Wybrany fragment:
+++++
Zatrute powietrze skraca życie bardziej niż palenie, zakażenie wirusem HIV czy wojna – twierdzą amerykańscy uczeni. Rocznie każdy człowiek narażony jest średnio na działanie prawie trzy razy większej dawki pyłów PM2,5, niż zakładają normy WHO.
Oznacza to, że smog skraca nasze życie średnio o 1,9 roku. Na drugim miejscu są papierosy – 1,8 roku, na trzecim alkohol i narkotyki – 11 miesięcy. Dalej mamy skażenie wód (6 miesięcy), wypadki drogowe (5 miesięcy), HIV/AIDS (4 miesiące), malarię (3 miesiące) oraz wojny i konflikty (23 dni).
+++++
Dostarczone dane:
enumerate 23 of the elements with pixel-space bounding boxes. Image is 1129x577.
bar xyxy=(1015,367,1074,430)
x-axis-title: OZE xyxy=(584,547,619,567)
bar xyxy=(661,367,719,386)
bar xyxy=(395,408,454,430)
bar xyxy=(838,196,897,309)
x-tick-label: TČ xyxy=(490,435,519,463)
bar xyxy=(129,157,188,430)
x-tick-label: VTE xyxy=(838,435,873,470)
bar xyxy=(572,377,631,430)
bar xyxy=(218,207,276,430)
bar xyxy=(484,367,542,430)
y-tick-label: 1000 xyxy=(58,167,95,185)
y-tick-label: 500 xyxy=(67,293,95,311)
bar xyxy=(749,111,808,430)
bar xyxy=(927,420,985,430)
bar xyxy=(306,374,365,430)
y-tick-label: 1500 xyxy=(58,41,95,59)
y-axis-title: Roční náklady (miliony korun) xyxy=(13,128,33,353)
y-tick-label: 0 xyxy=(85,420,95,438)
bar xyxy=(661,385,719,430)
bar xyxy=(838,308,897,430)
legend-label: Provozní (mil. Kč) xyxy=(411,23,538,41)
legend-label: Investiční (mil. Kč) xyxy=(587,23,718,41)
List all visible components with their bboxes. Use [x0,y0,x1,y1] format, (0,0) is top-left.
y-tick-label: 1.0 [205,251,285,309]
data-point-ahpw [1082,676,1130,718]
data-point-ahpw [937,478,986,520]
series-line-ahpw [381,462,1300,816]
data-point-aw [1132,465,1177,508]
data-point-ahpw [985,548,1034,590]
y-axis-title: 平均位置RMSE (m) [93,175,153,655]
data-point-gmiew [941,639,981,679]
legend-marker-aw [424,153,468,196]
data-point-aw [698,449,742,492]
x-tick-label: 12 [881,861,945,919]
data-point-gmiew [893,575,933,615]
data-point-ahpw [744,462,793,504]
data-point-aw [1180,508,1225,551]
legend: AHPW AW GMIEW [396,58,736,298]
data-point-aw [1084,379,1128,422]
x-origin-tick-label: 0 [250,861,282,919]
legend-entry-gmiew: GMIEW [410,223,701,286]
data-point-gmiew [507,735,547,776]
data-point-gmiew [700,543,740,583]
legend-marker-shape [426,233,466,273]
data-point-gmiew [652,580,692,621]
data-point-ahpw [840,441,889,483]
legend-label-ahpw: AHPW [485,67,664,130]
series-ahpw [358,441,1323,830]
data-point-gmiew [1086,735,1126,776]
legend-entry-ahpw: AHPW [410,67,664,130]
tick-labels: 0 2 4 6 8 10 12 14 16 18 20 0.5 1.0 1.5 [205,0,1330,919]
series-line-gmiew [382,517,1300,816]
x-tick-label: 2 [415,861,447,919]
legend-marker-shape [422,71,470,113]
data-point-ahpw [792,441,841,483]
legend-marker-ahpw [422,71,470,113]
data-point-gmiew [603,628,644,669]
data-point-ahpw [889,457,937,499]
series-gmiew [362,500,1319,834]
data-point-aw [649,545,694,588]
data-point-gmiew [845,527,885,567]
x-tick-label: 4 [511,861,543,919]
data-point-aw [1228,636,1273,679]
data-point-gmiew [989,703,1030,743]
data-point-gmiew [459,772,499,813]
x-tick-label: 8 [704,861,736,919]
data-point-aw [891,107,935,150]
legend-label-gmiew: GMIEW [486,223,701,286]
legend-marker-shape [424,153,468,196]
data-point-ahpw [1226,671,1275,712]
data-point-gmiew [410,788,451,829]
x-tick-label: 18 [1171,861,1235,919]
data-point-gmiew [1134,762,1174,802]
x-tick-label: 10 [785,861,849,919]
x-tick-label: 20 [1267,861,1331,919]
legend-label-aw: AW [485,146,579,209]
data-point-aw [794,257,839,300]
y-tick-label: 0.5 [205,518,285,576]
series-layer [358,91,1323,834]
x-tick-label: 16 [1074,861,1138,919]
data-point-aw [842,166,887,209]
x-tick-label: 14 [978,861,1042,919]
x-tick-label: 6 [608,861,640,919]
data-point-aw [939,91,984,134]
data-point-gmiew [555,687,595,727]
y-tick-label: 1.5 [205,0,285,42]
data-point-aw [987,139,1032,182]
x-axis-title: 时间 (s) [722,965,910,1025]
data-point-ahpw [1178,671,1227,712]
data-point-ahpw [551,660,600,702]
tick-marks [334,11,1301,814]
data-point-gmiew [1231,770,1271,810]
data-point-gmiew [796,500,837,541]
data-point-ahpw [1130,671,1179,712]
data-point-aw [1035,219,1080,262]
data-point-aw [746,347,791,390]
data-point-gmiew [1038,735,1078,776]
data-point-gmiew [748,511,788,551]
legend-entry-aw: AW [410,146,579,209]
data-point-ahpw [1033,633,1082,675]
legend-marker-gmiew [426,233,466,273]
+++++
Treść polecenia: Wyjaśnij na podstawie tekstu o smogu, dlaczego zanieczyszczone powietrze skraca życie średnio o 1,9 roku i wyprzedza pod tym względem papierosy.

Rozwiązanie: Każdy człowiek jest rocznie narażony średnio na prawie trzy razy większą dawkę pyłów PM2,5, niż zakładają normy WHO. Oznacza to, że smog skraca życie średnio o 1,9 roku. Papierosy skracają je o 1,8 roku, więc zajmują dopiero drugie miejsce.